- _Input rows_:
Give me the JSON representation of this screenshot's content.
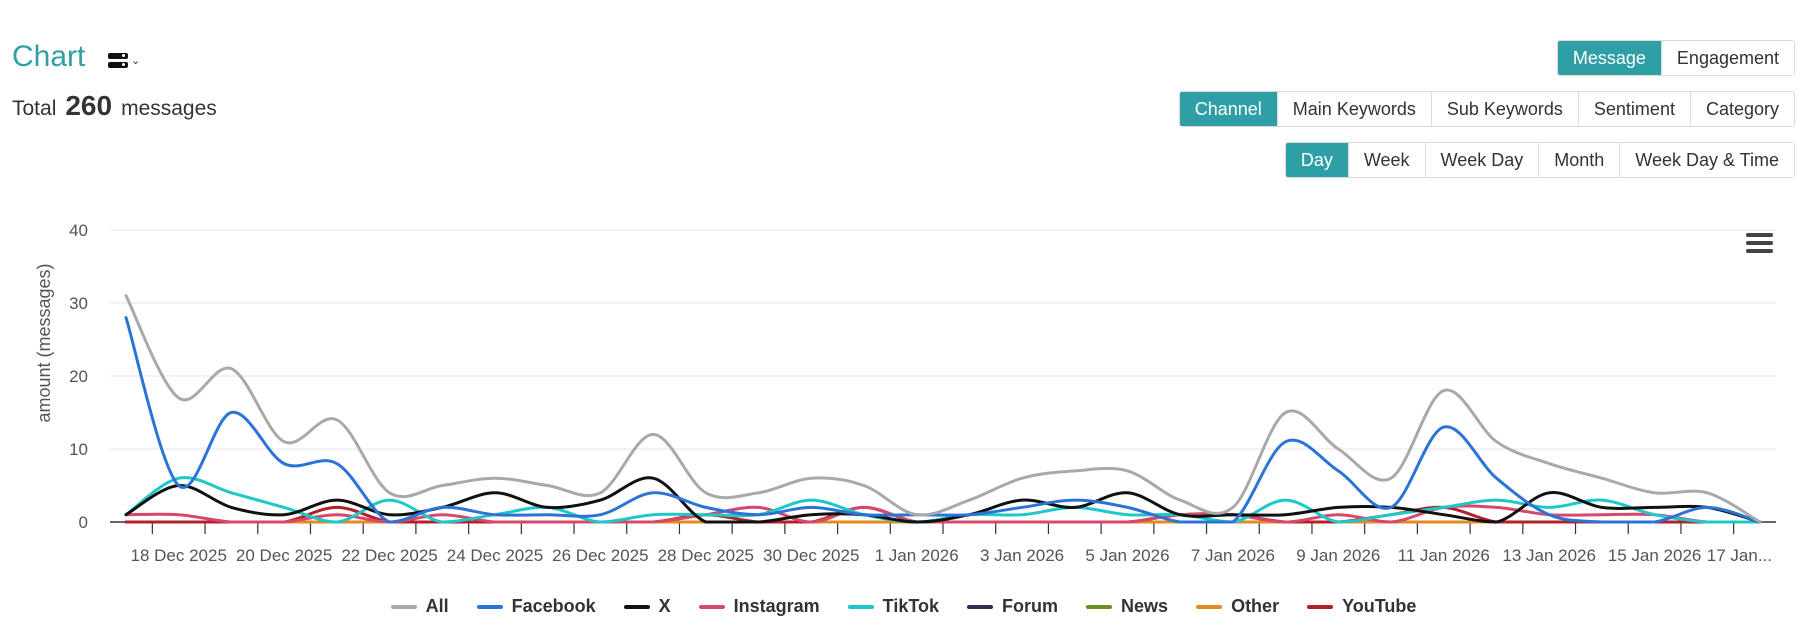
{
  "header": {
    "title": "Chart",
    "view_toggle_icon": "layout-toggle-icon",
    "total_label": "Total",
    "total_value": "260",
    "total_unit": "messages"
  },
  "metric_tabs": [
    {
      "label": "Message",
      "active": true
    },
    {
      "label": "Engagement",
      "active": false
    }
  ],
  "dimension_tabs": [
    {
      "label": "Channel",
      "active": true
    },
    {
      "label": "Main Keywords",
      "active": false
    },
    {
      "label": "Sub Keywords",
      "active": false
    },
    {
      "label": "Sentiment",
      "active": false
    },
    {
      "label": "Category",
      "active": false
    }
  ],
  "period_tabs": [
    {
      "label": "Day",
      "active": true
    },
    {
      "label": "Week",
      "active": false
    },
    {
      "label": "Week Day",
      "active": false
    },
    {
      "label": "Month",
      "active": false
    },
    {
      "label": "Week Day & Time",
      "active": false
    }
  ],
  "menu_icon": "hamburger-menu-icon",
  "chart_data": {
    "type": "line",
    "ylabel": "amount (messages)",
    "xlabel": "",
    "ylim": [
      0,
      40
    ],
    "yticks": [
      0,
      10,
      20,
      30,
      40
    ],
    "grid": true,
    "legend_position": "bottom",
    "x": [
      "17 Dec 2025",
      "18 Dec 2025",
      "19 Dec 2025",
      "20 Dec 2025",
      "21 Dec 2025",
      "22 Dec 2025",
      "23 Dec 2025",
      "24 Dec 2025",
      "25 Dec 2025",
      "26 Dec 2025",
      "27 Dec 2025",
      "28 Dec 2025",
      "29 Dec 2025",
      "30 Dec 2025",
      "31 Dec 2025",
      "1 Jan 2026",
      "2 Jan 2026",
      "3 Jan 2026",
      "4 Jan 2026",
      "5 Jan 2026",
      "6 Jan 2026",
      "7 Jan 2026",
      "8 Jan 2026",
      "9 Jan 2026",
      "10 Jan 2026",
      "11 Jan 2026",
      "12 Jan 2026",
      "13 Jan 2026",
      "14 Jan 2026",
      "15 Jan 2026",
      "16 Jan 2026",
      "17 Jan 2026"
    ],
    "x_tick_labels": [
      "18 Dec 2025",
      "20 Dec 2025",
      "22 Dec 2025",
      "24 Dec 2025",
      "26 Dec 2025",
      "28 Dec 2025",
      "30 Dec 2025",
      "1 Jan 2026",
      "3 Jan 2026",
      "5 Jan 2026",
      "7 Jan 2026",
      "9 Jan 2026",
      "11 Jan 2026",
      "13 Jan 2026",
      "15 Jan 2026",
      "17 Jan..."
    ],
    "x_tick_positions": [
      1,
      3,
      5,
      7,
      9,
      11,
      13,
      15,
      17,
      19,
      21,
      23,
      25,
      27,
      29,
      31
    ],
    "series": [
      {
        "name": "All",
        "color": "#a9a9a9",
        "values": [
          31,
          17,
          21,
          11,
          14,
          4,
          5,
          6,
          5,
          4,
          12,
          4,
          4,
          6,
          5,
          1,
          3,
          6,
          7,
          7,
          3,
          2,
          15,
          10,
          6,
          18,
          11,
          8,
          6,
          4,
          4,
          0
        ]
      },
      {
        "name": "Facebook",
        "color": "#2b74d6",
        "values": [
          28,
          5,
          15,
          8,
          8,
          0,
          2,
          1,
          1,
          1,
          4,
          2,
          1,
          2,
          1,
          1,
          1,
          2,
          3,
          2,
          0,
          0,
          11,
          7,
          2,
          13,
          6,
          1,
          0,
          0,
          2,
          0
        ]
      },
      {
        "name": "X",
        "color": "#111111",
        "values": [
          1,
          5,
          2,
          1,
          3,
          1,
          2,
          4,
          2,
          3,
          6,
          0,
          0,
          1,
          1,
          0,
          1,
          3,
          2,
          4,
          1,
          1,
          1,
          2,
          2,
          1,
          0,
          4,
          2,
          2,
          2,
          0
        ]
      },
      {
        "name": "Instagram",
        "color": "#d6496a",
        "values": [
          1,
          1,
          0,
          0,
          1,
          0,
          1,
          0,
          0,
          0,
          0,
          1,
          2,
          0,
          2,
          0,
          0,
          0,
          0,
          0,
          1,
          1,
          0,
          1,
          0,
          2,
          2,
          1,
          1,
          1,
          0,
          0
        ]
      },
      {
        "name": "TikTok",
        "color": "#1ec8c8",
        "values": [
          1,
          6,
          4,
          2,
          0,
          3,
          0,
          1,
          2,
          0,
          1,
          1,
          1,
          3,
          1,
          0,
          1,
          1,
          2,
          1,
          1,
          0,
          3,
          0,
          1,
          2,
          3,
          2,
          3,
          1,
          0,
          0
        ]
      },
      {
        "name": "Forum",
        "color": "#2e2e52",
        "values": [
          0,
          0,
          0,
          0,
          0,
          0,
          0,
          0,
          0,
          0,
          0,
          0,
          0,
          0,
          0,
          0,
          0,
          0,
          0,
          0,
          0,
          0,
          0,
          0,
          0,
          0,
          0,
          0,
          0,
          0,
          0,
          0
        ]
      },
      {
        "name": "News",
        "color": "#6b8e1f",
        "values": [
          0,
          0,
          0,
          0,
          0,
          0,
          0,
          0,
          0,
          0,
          0,
          0,
          0,
          0,
          0,
          0,
          0,
          0,
          0,
          0,
          0,
          0,
          0,
          0,
          0,
          0,
          0,
          0,
          0,
          0,
          0,
          0
        ]
      },
      {
        "name": "Other",
        "color": "#e58a1f",
        "values": [
          0,
          0,
          0,
          0,
          0,
          0,
          0,
          0,
          0,
          0,
          0,
          0,
          0,
          0,
          0,
          0,
          0,
          0,
          0,
          0,
          0,
          0,
          0,
          0,
          0,
          0,
          0,
          0,
          0,
          0,
          0,
          0
        ]
      },
      {
        "name": "YouTube",
        "color": "#b2202a",
        "values": [
          0,
          0,
          0,
          0,
          2,
          0,
          0,
          0,
          0,
          0,
          0,
          1,
          0,
          0,
          2,
          0,
          0,
          0,
          0,
          0,
          1,
          1,
          0,
          0,
          1,
          2,
          0,
          0,
          0,
          0,
          0,
          0
        ]
      }
    ]
  }
}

- _Problem requirements_: In the records above, how many lines hold the string "messages"? Reply with only the number.

- _Task output_: 2